◆ **Records for processing**
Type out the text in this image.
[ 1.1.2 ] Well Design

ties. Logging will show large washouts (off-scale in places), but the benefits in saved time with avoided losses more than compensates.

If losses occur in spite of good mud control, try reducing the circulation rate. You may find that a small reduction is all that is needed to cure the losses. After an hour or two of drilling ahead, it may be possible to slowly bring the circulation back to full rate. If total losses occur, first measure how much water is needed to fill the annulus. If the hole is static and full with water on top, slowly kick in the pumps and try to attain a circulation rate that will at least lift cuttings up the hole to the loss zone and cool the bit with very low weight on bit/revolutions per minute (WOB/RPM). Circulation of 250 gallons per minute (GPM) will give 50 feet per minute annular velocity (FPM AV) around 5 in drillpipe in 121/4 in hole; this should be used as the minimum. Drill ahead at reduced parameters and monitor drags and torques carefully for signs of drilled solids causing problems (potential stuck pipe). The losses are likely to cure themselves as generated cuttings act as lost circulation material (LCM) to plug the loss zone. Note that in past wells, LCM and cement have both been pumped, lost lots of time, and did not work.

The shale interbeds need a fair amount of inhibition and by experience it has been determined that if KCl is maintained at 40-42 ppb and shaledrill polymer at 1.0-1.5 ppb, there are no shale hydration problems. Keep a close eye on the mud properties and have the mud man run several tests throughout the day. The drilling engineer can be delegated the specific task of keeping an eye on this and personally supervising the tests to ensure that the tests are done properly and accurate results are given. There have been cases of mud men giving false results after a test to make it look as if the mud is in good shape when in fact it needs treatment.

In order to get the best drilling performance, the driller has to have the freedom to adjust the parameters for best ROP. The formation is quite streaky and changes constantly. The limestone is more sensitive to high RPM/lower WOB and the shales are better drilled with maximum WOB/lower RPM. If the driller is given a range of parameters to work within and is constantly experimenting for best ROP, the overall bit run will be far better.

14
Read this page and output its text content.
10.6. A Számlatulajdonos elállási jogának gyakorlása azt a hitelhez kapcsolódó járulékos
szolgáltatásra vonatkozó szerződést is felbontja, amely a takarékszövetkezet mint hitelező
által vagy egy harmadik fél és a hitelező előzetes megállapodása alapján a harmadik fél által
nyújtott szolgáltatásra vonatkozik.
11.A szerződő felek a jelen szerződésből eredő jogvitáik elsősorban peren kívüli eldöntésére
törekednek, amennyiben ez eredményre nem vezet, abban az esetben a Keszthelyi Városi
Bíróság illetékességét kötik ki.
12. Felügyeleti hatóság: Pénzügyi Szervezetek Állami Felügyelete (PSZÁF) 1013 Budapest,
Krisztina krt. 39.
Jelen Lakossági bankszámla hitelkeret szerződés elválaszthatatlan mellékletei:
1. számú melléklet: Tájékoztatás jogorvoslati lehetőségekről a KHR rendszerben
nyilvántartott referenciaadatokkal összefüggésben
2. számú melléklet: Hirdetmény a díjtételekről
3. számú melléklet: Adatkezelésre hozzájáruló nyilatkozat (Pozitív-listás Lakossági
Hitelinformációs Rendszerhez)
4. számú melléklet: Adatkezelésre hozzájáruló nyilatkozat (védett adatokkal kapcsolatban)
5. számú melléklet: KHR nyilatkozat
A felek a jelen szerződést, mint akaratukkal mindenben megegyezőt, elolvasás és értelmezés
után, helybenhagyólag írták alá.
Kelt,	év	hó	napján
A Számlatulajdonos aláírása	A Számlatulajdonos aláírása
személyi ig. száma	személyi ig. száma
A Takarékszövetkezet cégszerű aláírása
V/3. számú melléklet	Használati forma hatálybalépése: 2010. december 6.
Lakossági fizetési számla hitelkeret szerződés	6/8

◆ **Exercise**
Type out the entries again, word for word.

◆ **Solution for this exercise**
Type out the text in this image.
[ 1.1.2 ] Well Design

ties. Logging will show large washouts (off-scale in places), but the benefits in saved time with avoided losses more than compensates.

If losses occur in spite of good mud control, try reducing the circulation rate. You may find that a small reduction is all that is needed to cure the losses. After an hour or two of drilling ahead, it may be possible to slowly bring the circulation back to full rate. If total losses occur, first measure how much water is needed to fill the annulus. If the hole is static and full with water on top, slowly kick in the pumps and try to attain a circulation rate that will at least lift cuttings up the hole to the loss zone and cool the bit with very low weight on bit/revolutions per minute (WOB/RPM). Circulation of 250 gallons per minute (GPM) will give 50 feet per minute annular velocity (FPM AV) around 5 in drillpipe in 121/4 in hole; this should be used as the minimum. Drill ahead at reduced parameters and monitor drags and torques carefully for signs of drilled solids causing problems (potential stuck pipe). The losses are likely to cure themselves as generated cuttings act as lost circulation material (LCM) to plug the loss zone. Note that in past wells, LCM and cement have both been pumped, lost lots of time, and did not work.

The shale interbeds need a fair amount of inhibition and by experience it has been determined that if KCl is maintained at 40-42 ppb and shaledrill polymer at 1.0-1.5 ppb, there are no shale hydration problems. Keep a close eye on the mud properties and have the mud man run several tests throughout the day. The drilling engineer can be delegated the specific task of keeping an eye on this and personally supervising the tests to ensure that the tests are done properly and accurate results are given. There have been cases of mud men giving false results after a test to make it look as if the mud is in good shape when in fact it needs treatment.

In order to get the best drilling performance, the driller has to have the freedom to adjust the parameters for best ROP. The formation is quite streaky and changes constantly. The limestone is more sensitive to high RPM/lower WOB and the shales are better drilled with maximum WOB/lower RPM. If the driller is given a range of parameters to work within and is constantly experimenting for best ROP, the overall bit run will be far better.

14
Read this page and output its text content.
10.6. A Számlatulajdonos elállási jogának gyakorlása azt a hitelhez kapcsolódó járulékos
szolgáltatásra vonatkozó szerződést is felbontja, amely a takarékszövetkezet mint hitelező
által vagy egy harmadik fél és a hitelező előzetes megállapodása alapján a harmadik fél által
nyújtott szolgáltatásra vonatkozik.
11.A szerződő felek a jelen szerződésből eredő jogvitáik elsősorban peren kívüli eldöntésére
törekednek, amennyiben ez eredményre nem vezet, abban az esetben a Keszthelyi Városi
Bíróság illetékességét kötik ki.
12. Felügyeleti hatóság: Pénzügyi Szervezetek Állami Felügyelete (PSZÁF) 1013 Budapest,
Krisztina krt. 39.
Jelen Lakossági bankszámla hitelkeret szerződés elválaszthatatlan mellékletei:
1. számú melléklet: Tájékoztatás jogorvoslati lehetőségekről a KHR rendszerben
nyilvántartott referenciaadatokkal összefüggésben
2. számú melléklet: Hirdetmény a díjtételekről
3. számú melléklet: Adatkezelésre hozzájáruló nyilatkozat (Pozitív-listás Lakossági
Hitelinformációs Rendszerhez)
4. számú melléklet: Adatkezelésre hozzájáruló nyilatkozat (védett adatokkal kapcsolatban)
5. számú melléklet: KHR nyilatkozat
A felek a jelen szerződést, mint akaratukkal mindenben megegyezőt, elolvasás és értelmezés
után, helybenhagyólag írták alá.
Kelt,	év	hó	napján
A Számlatulajdonos aláírása	A Számlatulajdonos aláírása
személyi ig. száma	személyi ig. száma
A Takarékszövetkezet cégszerű aláírása
V/3. számú melléklet	Használati forma hatálybalépése: 2010. december 6.
Lakossági fizetési számla hitelkeret szerződés	6/8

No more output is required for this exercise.